# What is asked
Determine the number of lines in these entries that hold the word "positive". Give the number and nothing more.

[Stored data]
────

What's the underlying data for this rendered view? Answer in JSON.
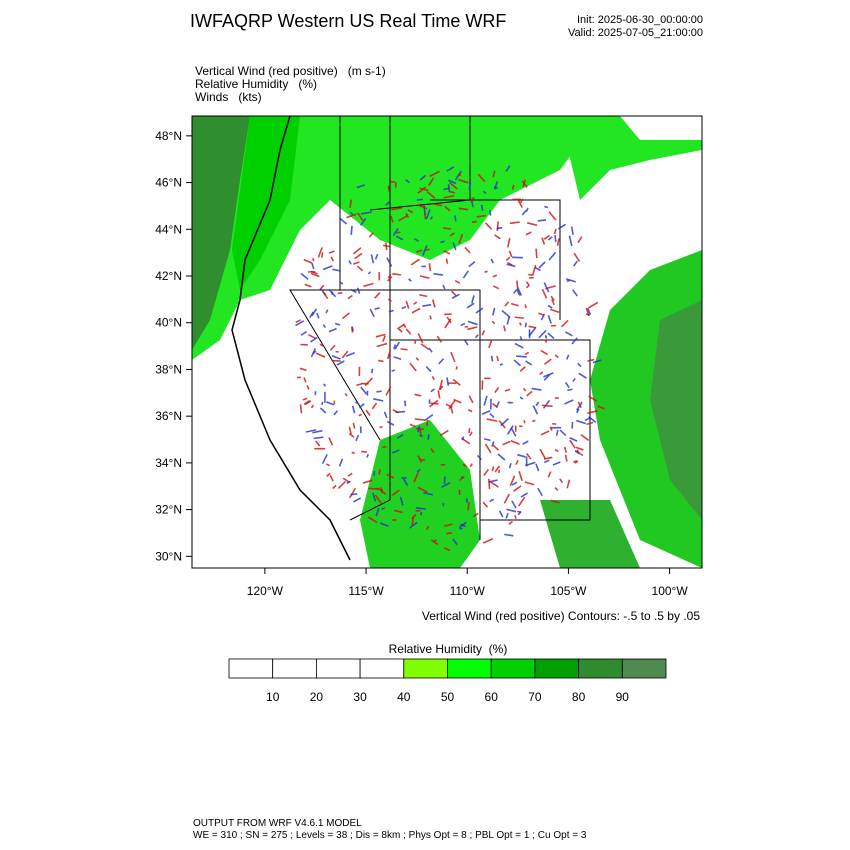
{
  "chart_data": {
    "type": "map",
    "title": "IWFAQRP Western US Real Time WRF",
    "init": "Init: 2025-06-30_00:00:00",
    "valid": "Valid: 2025-07-05_21:00:00",
    "field_labels": [
      "Vertical Wind (red positive)   (m s-1)",
      "Relative Humidity   (%)",
      "Winds   (kts)"
    ],
    "contour_note": "Vertical Wind (red positive) Contours: -.5 to .5 by .05",
    "xlim": [
      -123.6,
      -98.4
    ],
    "ylim": [
      29.5,
      48.85
    ],
    "xticks": [
      {
        "value": -120,
        "label": "120°W"
      },
      {
        "value": -115,
        "label": "115°W"
      },
      {
        "value": -110,
        "label": "110°W"
      },
      {
        "value": -105,
        "label": "105°W"
      },
      {
        "value": -100,
        "label": "100°W"
      }
    ],
    "yticks": [
      {
        "value": 30,
        "label": "30°N"
      },
      {
        "value": 32,
        "label": "32°N"
      },
      {
        "value": 34,
        "label": "34°N"
      },
      {
        "value": 36,
        "label": "36°N"
      },
      {
        "value": 38,
        "label": "38°N"
      },
      {
        "value": 40,
        "label": "40°N"
      },
      {
        "value": 42,
        "label": "42°N"
      },
      {
        "value": 44,
        "label": "44°N"
      },
      {
        "value": 46,
        "label": "46°N"
      },
      {
        "value": 48,
        "label": "48°N"
      }
    ],
    "colorbar": {
      "title": "Relative Humidity  (%)",
      "bins": [
        0,
        10,
        20,
        30,
        40,
        50,
        60,
        70,
        80,
        90,
        100
      ],
      "colors": [
        "#ffffff",
        "#ffffff",
        "#ffffff",
        "#ffffff",
        "#80ff00",
        "#00ff00",
        "#00d000",
        "#00a000",
        "#2e8b2e",
        "#4f8a4f"
      ],
      "ticks": [
        10,
        20,
        30,
        40,
        50,
        60,
        70,
        80,
        90
      ]
    },
    "footer": [
      "OUTPUT FROM WRF V4.6.1 MODEL",
      "WE = 310 ; SN = 275 ; Levels = 38 ; Dis = 8km ; Phys Opt = 8 ; PBL Opt = 1 ; Cu Opt = 3"
    ]
  }
}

────

# The response
2